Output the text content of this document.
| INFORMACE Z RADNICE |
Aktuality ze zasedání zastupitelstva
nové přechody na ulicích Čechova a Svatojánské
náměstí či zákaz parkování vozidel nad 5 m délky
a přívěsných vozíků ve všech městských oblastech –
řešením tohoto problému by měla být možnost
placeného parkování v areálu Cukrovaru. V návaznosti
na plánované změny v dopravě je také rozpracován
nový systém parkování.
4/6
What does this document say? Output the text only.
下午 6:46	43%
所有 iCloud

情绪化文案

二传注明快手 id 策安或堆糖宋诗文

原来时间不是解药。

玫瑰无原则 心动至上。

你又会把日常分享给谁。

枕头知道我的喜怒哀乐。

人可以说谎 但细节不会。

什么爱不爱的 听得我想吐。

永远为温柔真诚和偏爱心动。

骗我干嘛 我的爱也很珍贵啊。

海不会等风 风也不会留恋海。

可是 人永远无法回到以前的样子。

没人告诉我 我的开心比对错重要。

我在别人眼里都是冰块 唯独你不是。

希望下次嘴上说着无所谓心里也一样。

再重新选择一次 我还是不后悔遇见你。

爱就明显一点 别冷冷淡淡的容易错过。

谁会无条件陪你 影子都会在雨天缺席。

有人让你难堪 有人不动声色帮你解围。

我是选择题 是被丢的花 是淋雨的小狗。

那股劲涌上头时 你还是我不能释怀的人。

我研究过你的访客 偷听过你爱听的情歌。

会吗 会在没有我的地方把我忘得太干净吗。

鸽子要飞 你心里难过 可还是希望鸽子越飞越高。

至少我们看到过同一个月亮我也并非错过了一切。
----
● **THE TASK**
Each line from the one containing "What does this" to the end of the records should be echoed exactly, and no other line.

● **EXERCISE SOLUTION**
What does this document say? Output the text only.
下午 6:46	43%
所有 iCloud

情绪化文案

二传注明快手 id 策安或堆糖宋诗文

原来时间不是解药。

玫瑰无原则 心动至上。

你又会把日常分享给谁。

枕头知道我的喜怒哀乐。

人可以说谎 但细节不会。

什么爱不爱的 听得我想吐。

永远为温柔真诚和偏爱心动。

骗我干嘛 我的爱也很珍贵啊。

海不会等风 风也不会留恋海。

可是 人永远无法回到以前的样子。

没人告诉我 我的开心比对错重要。

我在别人眼里都是冰块 唯独你不是。

希望下次嘴上说着无所谓心里也一样。

再重新选择一次 我还是不后悔遇见你。

爱就明显一点 别冷冷淡淡的容易错过。

谁会无条件陪你 影子都会在雨天缺席。

有人让你难堪 有人不动声色帮你解围。

我是选择题 是被丢的花 是淋雨的小狗。

那股劲涌上头时 你还是我不能释怀的人。

我研究过你的访客 偷听过你爱听的情歌。

会吗 会在没有我的地方把我忘得太干净吗。

鸽子要飞 你心里难过 可还是希望鸽子越飞越高。

至少我们看到过同一个月亮我也并非错过了一切。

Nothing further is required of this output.